● Information supplied
[BEGIN]

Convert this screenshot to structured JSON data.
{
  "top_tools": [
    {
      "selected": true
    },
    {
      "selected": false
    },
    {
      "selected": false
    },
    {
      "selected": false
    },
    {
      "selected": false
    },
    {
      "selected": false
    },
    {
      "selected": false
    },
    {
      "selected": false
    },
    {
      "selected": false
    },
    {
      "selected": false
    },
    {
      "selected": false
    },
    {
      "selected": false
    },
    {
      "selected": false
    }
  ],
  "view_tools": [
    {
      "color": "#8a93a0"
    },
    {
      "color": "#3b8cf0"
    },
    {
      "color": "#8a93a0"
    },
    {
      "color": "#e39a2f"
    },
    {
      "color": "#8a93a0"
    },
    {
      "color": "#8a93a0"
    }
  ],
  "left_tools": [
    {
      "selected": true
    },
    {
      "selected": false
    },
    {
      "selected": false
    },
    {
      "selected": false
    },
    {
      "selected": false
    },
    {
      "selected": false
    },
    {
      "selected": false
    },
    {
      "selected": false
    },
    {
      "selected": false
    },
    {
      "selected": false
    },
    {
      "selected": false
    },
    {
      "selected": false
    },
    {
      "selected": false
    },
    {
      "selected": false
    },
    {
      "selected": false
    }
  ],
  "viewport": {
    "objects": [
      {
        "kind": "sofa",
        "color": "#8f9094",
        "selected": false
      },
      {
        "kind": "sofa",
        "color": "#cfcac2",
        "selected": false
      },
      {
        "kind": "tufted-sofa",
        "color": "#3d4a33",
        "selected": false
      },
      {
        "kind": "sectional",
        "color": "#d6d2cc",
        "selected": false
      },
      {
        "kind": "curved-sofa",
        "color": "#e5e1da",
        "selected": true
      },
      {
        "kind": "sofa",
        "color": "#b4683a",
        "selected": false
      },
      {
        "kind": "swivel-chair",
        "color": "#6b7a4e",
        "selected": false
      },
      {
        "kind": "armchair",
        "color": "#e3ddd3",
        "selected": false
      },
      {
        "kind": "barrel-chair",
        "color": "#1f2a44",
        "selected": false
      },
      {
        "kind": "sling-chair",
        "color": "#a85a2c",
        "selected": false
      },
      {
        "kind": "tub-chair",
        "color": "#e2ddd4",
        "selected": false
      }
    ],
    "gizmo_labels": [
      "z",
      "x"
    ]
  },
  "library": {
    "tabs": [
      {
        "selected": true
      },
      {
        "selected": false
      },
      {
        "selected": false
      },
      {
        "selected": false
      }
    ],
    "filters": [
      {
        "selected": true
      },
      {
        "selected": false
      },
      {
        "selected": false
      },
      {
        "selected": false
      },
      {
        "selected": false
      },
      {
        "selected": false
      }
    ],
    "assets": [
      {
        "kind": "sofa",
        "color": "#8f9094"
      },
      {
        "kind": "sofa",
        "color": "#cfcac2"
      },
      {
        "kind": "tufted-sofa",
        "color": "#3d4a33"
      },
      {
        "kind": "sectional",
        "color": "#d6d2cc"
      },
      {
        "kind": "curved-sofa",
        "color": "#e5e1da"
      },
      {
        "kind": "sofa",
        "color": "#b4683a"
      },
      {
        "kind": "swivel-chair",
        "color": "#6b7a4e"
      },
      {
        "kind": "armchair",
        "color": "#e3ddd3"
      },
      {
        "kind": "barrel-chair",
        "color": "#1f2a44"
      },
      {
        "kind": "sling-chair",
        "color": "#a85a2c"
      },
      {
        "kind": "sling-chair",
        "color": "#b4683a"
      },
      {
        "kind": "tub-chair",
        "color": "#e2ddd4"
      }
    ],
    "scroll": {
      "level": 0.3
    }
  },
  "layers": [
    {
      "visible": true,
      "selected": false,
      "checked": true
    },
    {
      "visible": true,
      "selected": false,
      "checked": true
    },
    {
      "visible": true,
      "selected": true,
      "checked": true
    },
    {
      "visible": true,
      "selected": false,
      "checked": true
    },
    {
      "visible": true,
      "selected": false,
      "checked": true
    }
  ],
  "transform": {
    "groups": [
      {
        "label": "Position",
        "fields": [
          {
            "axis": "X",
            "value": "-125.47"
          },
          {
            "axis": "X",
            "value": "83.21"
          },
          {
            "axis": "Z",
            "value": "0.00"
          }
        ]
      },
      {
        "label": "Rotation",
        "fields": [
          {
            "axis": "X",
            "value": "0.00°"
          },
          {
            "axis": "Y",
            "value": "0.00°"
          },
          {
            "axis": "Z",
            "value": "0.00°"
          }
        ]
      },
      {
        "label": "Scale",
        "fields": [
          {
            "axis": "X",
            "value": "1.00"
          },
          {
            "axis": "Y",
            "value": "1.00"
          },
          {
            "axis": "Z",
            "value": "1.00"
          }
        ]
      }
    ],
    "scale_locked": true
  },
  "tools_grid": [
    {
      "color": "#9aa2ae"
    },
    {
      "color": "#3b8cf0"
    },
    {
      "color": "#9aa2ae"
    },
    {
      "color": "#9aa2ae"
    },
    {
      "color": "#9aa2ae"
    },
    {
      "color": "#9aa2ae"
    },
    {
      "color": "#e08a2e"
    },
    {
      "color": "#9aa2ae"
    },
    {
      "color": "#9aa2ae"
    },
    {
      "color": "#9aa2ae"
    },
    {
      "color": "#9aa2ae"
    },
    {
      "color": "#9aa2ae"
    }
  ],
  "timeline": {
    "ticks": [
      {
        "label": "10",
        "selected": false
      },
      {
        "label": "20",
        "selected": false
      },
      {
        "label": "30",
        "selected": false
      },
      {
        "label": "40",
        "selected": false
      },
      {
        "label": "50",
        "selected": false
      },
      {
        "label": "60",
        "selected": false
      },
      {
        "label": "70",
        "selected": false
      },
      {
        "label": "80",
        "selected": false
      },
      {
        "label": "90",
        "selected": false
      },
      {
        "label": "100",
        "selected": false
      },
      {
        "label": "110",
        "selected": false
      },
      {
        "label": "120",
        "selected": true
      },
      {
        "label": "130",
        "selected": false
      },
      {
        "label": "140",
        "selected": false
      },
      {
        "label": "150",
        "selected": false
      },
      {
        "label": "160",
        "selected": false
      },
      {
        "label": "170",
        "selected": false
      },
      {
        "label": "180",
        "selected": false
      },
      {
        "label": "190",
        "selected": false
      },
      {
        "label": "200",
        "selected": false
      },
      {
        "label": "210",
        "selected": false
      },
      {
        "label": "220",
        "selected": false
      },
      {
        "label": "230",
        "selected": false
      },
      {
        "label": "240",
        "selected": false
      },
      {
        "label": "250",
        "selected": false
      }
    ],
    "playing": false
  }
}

[END]

● Given instruction
Please quote the data above in full, with no line missing.

● Correct output
Convert this screenshot to structured JSON data.
{
  "top_tools": [
    {
      "selected": true
    },
    {
      "selected": false
    },
    {
      "selected": false
    },
    {
      "selected": false
    },
    {
      "selected": false
    },
    {
      "selected": false
    },
    {
      "selected": false
    },
    {
      "selected": false
    },
    {
      "selected": false
    },
    {
      "selected": false
    },
    {
      "selected": false
    },
    {
      "selected": false
    },
    {
      "selected": false
    }
  ],
  "view_tools": [
    {
      "color": "#8a93a0"
    },
    {
      "color": "#3b8cf0"
    },
    {
      "color": "#8a93a0"
    },
    {
      "color": "#e39a2f"
    },
    {
      "color": "#8a93a0"
    },
    {
      "color": "#8a93a0"
    }
  ],
  "left_tools": [
    {
      "selected": true
    },
    {
      "selected": false
    },
    {
      "selected": false
    },
    {
      "selected": false
    },
    {
      "selected": false
    },
    {
      "selected": false
    },
    {
      "selected": false
    },
    {
      "selected": false
    },
    {
      "selected": false
    },
    {
      "selected": false
    },
    {
      "selected": false
    },
    {
      "selected": false
    },
    {
      "selected": false
    },
    {
      "selected": false
    },
    {
      "selected": false
    }
  ],
  "viewport": {
    "objects": [
      {
        "kind": "sofa",
        "color": "#8f9094",
        "selected": false
      },
      {
        "kind": "sofa",
        "color": "#cfcac2",
        "selected": false
      },
      {
        "kind": "tufted-sofa",
        "color": "#3d4a33",
        "selected": false
      },
      {
        "kind": "sectional",
        "color": "#d6d2cc",
        "selected": false
      },
      {
        "kind": "curved-sofa",
        "color": "#e5e1da",
        "selected": true
      },
      {
        "kind": "sofa",
        "color": "#b4683a",
        "selected": false
      },
      {
        "kind": "swivel-chair",
        "color": "#6b7a4e",
        "selected": false
      },
      {
        "kind": "armchair",
        "color": "#e3ddd3",
        "selected": false
      },
      {
        "kind": "barrel-chair",
        "color": "#1f2a44",
        "selected": false
      },
      {
        "kind": "sling-chair",
        "color": "#a85a2c",
        "selected": false
      },
      {
        "kind": "tub-chair",
        "color": "#e2ddd4",
        "selected": false
      }
    ],
    "gizmo_labels": [
      "z",
      "x"
    ]
  },
  "library": {
    "tabs": [
      {
        "selected": true
      },
      {
        "selected": false
      },
      {
        "selected": false
      },
      {
        "selected": false
      }
    ],
    "filters": [
      {
        "selected": true
      },
      {
        "selected": false
      },
      {
        "selected": false
      },
      {
        "selected": false
      },
      {
        "selected": false
      },
      {
        "selected": false
      }
    ],
    "assets": [
      {
        "kind": "sofa",
        "color": "#8f9094"
      },
      {
        "kind": "sofa",
        "color": "#cfcac2"
      },
      {
        "kind": "tufted-sofa",
        "color": "#3d4a33"
      },
      {
        "kind": "sectional",
        "color": "#d6d2cc"
      },
      {
        "kind": "curved-sofa",
        "color": "#e5e1da"
      },
      {
        "kind": "sofa",
        "color": "#b4683a"
      },
      {
        "kind": "swivel-chair",
        "color": "#6b7a4e"
      },
      {
        "kind": "armchair",
        "color": "#e3ddd3"
      },
      {
        "kind": "barrel-chair",
        "color": "#1f2a44"
      },
      {
        "kind": "sling-chair",
        "color": "#a85a2c"
      },
      {
        "kind": "sling-chair",
        "color": "#b4683a"
      },
      {
        "kind": "tub-chair",
        "color": "#e2ddd4"
      }
    ],
    "scroll": {
      "level": 0.3
    }
  },
  "layers": [
    {
      "visible": true,
      "selected": false,
      "checked": true
    },
    {
      "visible": true,
      "selected": false,
      "checked": true
    },
    {
      "visible": true,
      "selected": true,
      "checked": true
    },
    {
      "visible": true,
      "selected": false,
      "checked": true
    },
    {
      "visible": true,
      "selected": false,
      "checked": true
    }
  ],
  "transform": {
    "groups": [
      {
        "label": "Position",
        "fields": [
          {
            "axis": "X",
            "value": "-125.47"
          },
          {
            "axis": "X",
            "value": "83.21"
          },
          {
            "axis": "Z",
            "value": "0.00"
          }
        ]
      },
      {
        "label": "Rotation",
        "fields": [
          {
            "axis": "X",
            "value": "0.00°"
          },
          {
            "axis": "Y",
            "value": "0.00°"
          },
          {
            "axis": "Z",
            "value": "0.00°"
          }
        ]
      },
      {
        "label": "Scale",
        "fields": [
          {
            "axis": "X",
            "value": "1.00"
          },
          {
            "axis": "Y",
            "value": "1.00"
          },
          {
            "axis": "Z",
            "value": "1.00"
          }
        ]
      }
    ],
    "scale_locked": true
  },
  "tools_grid": [
    {
      "color": "#9aa2ae"
    },
    {
      "color": "#3b8cf0"
    },
    {
      "color": "#9aa2ae"
    },
    {
      "color": "#9aa2ae"
    },
    {
      "color": "#9aa2ae"
    },
    {
      "color": "#9aa2ae"
    },
    {
      "color": "#e08a2e"
    },
    {
      "color": "#9aa2ae"
    },
    {
      "color": "#9aa2ae"
    },
    {
      "color": "#9aa2ae"
    },
    {
      "color": "#9aa2ae"
    },
    {
      "color": "#9aa2ae"
    }
  ],
  "timeline": {
    "ticks": [
      {
        "label": "10",
        "selected": false
      },
      {
        "label": "20",
        "selected": false
      },
      {
        "label": "30",
        "selected": false
      },
      {
        "label": "40",
        "selected": false
      },
      {
        "label": "50",
        "selected": false
      },
      {
        "label": "60",
        "selected": false
      },
      {
        "label": "70",
        "selected": false
      },
      {
        "label": "80",
        "selected": false
      },
      {
        "label": "90",
        "selected": false
      },
      {
        "label": "100",
        "selected": false
      },
      {
        "label": "110",
        "selected": false
      },
      {
        "label": "120",
        "selected": true
      },
      {
        "label": "130",
        "selected": false
      },
      {
        "label": "140",
        "selected": false
      },
      {
        "label": "150",
        "selected": false
      },
      {
        "label": "160",
        "selected": false
      },
      {
        "label": "170",
        "selected": false
      },
      {
        "label": "180",
        "selected": false
      },
      {
        "label": "190",
        "selected": false
      },
      {
        "label": "200",
        "selected": false
      },
      {
        "label": "210",
        "selected": false
      },
      {
        "label": "220",
        "selected": false
      },
      {
        "label": "230",
        "selected": false
      },
      {
        "label": "240",
        "selected": false
      },
      {
        "label": "250",
        "selected": false
      }
    ],
    "playing": false
  }
}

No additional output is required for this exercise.